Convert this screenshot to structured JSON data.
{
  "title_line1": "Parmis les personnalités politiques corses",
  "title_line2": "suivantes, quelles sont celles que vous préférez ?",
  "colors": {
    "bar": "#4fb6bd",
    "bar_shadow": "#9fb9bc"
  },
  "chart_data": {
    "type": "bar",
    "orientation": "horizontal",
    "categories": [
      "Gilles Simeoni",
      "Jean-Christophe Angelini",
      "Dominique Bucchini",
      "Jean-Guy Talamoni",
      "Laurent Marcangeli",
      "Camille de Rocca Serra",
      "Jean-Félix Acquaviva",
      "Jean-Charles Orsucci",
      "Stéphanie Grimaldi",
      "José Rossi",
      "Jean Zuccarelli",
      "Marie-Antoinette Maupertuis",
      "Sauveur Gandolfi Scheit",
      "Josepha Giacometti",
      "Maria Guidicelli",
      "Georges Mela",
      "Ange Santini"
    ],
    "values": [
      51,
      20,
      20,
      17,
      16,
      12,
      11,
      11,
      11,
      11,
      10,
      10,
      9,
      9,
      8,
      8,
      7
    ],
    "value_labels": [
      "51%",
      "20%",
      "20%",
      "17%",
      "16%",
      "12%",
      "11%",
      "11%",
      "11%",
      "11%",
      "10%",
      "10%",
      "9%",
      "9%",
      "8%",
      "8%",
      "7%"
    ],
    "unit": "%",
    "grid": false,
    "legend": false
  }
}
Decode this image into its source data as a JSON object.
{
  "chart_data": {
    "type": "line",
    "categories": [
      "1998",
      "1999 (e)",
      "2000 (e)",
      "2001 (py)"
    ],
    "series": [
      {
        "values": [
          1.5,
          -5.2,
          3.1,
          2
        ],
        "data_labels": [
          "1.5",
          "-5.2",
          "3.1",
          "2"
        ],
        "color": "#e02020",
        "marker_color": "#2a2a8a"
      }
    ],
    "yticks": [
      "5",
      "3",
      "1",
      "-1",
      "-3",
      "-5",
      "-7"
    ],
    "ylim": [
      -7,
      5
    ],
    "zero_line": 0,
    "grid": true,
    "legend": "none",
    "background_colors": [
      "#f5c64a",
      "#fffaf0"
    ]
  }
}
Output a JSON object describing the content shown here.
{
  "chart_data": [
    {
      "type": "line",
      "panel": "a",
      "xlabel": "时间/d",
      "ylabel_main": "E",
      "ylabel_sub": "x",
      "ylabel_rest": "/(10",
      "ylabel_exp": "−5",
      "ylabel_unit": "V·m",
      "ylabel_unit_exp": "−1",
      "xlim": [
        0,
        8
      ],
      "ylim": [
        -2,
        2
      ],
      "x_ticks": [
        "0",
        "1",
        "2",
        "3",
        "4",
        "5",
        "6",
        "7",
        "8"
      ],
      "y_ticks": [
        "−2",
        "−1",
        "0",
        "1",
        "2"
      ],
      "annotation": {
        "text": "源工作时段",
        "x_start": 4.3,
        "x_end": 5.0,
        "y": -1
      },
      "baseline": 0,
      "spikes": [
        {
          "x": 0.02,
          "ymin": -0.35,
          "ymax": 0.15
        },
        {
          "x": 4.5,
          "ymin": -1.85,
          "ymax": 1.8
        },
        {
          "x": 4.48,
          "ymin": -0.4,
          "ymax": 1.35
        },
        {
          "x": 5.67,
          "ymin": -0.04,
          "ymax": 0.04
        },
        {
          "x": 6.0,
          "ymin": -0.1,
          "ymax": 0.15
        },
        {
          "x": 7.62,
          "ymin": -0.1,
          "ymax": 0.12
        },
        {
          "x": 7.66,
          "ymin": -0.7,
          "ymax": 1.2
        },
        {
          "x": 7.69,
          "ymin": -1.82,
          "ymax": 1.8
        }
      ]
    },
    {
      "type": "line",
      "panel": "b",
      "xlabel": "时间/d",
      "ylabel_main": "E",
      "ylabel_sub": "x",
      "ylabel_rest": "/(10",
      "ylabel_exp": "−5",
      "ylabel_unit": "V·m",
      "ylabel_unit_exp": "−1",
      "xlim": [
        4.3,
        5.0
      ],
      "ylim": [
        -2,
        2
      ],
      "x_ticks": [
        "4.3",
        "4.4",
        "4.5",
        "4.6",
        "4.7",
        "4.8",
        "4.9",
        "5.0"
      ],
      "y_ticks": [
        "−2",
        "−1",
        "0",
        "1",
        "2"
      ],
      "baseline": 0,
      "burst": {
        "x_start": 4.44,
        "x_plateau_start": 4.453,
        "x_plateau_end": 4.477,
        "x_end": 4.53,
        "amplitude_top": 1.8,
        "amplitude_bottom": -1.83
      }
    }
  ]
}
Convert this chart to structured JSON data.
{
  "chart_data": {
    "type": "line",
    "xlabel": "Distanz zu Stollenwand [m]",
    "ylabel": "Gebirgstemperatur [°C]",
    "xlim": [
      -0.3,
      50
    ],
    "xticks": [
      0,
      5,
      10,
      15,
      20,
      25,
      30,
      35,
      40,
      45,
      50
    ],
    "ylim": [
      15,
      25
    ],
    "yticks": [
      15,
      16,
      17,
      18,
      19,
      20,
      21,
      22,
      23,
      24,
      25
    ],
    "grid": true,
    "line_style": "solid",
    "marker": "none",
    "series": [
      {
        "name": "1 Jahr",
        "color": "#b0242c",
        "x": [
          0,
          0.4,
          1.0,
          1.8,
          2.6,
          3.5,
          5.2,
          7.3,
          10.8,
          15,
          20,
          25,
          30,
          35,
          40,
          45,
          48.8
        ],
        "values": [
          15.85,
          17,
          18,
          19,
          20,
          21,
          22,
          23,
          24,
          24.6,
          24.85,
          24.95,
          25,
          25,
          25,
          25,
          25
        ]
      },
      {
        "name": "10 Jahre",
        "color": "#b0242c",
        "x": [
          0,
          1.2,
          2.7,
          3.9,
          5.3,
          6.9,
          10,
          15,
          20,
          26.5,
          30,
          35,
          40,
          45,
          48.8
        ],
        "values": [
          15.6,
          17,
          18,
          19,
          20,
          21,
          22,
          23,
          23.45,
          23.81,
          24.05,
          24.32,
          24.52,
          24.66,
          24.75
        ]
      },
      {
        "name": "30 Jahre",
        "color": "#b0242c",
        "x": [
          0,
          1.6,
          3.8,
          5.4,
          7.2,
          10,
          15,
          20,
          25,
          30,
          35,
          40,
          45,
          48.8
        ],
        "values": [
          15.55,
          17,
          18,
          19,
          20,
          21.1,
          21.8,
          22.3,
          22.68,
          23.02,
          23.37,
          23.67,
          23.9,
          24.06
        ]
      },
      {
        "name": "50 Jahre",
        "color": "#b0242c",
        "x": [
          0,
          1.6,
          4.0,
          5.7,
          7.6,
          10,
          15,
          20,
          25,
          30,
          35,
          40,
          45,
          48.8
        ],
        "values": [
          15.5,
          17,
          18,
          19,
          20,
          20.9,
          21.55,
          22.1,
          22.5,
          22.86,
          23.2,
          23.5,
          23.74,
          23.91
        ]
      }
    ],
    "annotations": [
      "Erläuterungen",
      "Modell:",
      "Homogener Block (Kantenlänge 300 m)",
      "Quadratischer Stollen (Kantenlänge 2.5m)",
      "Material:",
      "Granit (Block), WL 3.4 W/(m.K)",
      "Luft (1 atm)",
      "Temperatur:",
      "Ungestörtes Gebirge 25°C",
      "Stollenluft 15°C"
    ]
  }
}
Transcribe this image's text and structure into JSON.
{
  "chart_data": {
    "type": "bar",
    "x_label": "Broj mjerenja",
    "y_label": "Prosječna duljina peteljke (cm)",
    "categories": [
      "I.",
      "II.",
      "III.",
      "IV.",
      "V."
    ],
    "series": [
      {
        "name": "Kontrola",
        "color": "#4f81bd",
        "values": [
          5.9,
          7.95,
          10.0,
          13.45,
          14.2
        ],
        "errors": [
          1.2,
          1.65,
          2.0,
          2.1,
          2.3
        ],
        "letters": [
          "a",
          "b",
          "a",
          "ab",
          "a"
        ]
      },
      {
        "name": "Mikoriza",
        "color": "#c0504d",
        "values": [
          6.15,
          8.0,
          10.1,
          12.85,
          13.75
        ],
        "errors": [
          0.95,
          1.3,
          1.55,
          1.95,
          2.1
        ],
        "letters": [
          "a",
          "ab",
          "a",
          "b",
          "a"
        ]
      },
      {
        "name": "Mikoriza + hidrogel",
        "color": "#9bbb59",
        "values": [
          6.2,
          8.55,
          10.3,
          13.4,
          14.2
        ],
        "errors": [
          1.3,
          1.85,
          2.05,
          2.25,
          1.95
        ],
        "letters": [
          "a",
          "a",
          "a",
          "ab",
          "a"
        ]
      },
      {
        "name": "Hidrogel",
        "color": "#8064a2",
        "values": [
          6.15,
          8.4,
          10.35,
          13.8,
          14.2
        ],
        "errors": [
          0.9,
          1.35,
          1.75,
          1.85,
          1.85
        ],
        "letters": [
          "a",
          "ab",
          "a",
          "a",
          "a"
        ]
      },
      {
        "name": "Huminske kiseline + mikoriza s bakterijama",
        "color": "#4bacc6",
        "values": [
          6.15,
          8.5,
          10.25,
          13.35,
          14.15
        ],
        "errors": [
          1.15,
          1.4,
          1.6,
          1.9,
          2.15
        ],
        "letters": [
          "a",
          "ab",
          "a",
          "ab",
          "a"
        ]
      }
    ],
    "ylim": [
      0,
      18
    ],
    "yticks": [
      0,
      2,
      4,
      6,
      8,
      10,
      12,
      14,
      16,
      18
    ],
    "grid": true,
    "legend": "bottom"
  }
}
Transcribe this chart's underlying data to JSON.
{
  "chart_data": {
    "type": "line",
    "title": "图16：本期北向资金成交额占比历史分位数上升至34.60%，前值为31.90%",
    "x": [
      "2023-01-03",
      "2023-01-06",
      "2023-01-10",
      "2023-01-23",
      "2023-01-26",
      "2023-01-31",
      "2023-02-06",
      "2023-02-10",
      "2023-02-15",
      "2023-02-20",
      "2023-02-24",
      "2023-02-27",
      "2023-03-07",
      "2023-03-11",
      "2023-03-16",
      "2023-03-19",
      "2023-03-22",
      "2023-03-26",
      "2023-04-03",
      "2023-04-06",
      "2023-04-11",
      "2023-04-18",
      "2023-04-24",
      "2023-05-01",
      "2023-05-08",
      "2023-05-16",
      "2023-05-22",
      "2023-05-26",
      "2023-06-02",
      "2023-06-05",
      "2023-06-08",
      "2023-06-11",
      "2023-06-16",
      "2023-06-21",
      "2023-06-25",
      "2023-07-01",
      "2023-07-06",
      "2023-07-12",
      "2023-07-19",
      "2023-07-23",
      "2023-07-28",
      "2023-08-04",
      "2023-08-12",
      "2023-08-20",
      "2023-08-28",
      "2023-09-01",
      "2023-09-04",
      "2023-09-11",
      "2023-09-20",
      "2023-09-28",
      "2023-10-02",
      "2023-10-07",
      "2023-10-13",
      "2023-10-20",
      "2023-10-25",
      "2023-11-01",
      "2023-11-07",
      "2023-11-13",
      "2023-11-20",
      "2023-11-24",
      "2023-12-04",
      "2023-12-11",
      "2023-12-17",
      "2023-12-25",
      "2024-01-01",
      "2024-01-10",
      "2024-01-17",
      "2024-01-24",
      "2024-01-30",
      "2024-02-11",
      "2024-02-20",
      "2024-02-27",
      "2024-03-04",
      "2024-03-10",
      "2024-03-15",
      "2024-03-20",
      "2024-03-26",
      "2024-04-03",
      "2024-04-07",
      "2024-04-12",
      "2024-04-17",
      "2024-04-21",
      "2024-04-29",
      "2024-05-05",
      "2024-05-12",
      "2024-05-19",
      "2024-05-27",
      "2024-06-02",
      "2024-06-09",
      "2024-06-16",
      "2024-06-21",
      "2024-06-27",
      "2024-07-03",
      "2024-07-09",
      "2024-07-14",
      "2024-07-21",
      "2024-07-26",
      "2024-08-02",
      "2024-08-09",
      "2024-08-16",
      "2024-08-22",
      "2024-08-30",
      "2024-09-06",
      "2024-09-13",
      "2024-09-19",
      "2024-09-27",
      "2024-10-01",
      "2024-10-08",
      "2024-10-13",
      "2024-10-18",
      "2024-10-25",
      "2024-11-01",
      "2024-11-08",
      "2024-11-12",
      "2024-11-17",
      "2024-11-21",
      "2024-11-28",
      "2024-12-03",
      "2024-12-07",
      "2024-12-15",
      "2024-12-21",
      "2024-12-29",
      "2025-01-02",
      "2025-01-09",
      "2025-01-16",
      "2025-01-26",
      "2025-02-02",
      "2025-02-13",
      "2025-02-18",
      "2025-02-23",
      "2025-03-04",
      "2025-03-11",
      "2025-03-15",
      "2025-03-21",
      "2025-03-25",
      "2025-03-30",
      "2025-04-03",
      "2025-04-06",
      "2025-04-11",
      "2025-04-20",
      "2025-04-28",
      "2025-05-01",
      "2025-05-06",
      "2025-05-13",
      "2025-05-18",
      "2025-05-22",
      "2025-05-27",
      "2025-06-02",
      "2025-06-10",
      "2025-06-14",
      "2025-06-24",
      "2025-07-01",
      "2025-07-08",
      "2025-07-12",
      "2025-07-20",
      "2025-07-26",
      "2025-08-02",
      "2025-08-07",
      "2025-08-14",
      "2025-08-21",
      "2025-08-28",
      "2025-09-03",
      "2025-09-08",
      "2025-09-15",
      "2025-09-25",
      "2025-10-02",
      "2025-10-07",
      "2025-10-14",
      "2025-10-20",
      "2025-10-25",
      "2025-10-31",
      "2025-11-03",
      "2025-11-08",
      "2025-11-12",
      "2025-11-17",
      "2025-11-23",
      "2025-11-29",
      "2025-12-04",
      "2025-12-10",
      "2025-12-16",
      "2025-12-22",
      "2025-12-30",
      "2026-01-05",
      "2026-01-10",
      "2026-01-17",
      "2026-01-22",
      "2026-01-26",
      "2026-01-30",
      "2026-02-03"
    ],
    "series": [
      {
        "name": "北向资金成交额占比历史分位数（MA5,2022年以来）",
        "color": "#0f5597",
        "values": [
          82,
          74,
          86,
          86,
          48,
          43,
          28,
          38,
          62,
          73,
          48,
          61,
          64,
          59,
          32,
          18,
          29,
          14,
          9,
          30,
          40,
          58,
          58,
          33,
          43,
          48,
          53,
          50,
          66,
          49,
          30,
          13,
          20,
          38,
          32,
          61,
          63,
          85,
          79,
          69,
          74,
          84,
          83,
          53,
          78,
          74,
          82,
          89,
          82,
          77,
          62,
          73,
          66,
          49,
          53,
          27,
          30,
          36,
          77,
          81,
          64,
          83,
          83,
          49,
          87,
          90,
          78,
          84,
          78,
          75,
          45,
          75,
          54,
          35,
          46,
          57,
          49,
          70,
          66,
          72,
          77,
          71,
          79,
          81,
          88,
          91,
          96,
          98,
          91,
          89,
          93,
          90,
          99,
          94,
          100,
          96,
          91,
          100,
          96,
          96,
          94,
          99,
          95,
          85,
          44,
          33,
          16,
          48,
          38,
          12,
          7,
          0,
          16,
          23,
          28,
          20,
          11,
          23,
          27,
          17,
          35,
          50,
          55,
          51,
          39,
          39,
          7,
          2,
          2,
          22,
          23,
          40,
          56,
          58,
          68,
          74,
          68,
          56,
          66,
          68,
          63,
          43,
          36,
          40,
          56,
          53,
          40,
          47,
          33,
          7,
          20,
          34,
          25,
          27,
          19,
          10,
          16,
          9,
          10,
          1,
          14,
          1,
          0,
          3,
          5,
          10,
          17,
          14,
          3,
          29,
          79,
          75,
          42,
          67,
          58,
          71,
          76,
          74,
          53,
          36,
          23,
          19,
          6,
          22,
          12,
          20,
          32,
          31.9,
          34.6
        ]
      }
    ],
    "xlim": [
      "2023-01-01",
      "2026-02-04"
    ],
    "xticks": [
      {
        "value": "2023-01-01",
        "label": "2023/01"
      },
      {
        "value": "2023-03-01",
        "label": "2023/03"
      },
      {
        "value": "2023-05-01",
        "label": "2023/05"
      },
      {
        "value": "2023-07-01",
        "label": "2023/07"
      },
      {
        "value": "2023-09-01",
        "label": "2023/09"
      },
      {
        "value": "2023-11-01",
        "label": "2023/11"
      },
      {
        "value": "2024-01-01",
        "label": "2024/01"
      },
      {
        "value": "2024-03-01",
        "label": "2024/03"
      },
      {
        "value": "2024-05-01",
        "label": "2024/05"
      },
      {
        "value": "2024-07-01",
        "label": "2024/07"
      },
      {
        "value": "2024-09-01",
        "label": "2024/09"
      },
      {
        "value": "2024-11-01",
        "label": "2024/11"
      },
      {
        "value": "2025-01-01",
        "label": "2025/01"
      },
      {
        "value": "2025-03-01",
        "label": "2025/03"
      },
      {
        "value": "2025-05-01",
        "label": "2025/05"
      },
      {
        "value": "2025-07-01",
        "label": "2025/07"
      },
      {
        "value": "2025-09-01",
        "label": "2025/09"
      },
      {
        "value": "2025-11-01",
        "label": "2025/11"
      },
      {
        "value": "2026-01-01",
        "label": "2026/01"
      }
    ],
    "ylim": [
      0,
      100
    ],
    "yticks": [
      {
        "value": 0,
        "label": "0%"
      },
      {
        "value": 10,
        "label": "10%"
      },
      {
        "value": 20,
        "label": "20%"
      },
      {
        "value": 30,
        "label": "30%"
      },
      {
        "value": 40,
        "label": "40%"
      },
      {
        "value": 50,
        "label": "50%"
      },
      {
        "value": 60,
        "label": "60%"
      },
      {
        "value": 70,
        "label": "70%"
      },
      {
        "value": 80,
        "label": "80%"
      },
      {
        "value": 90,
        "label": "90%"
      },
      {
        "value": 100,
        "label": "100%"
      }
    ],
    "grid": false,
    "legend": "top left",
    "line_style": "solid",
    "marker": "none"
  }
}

Stated task: Search the material above for "Convert". Pull out each line where it shows up.

The completed task:
Convert this screenshot to structured JSON data.
Convert this chart to structured JSON data.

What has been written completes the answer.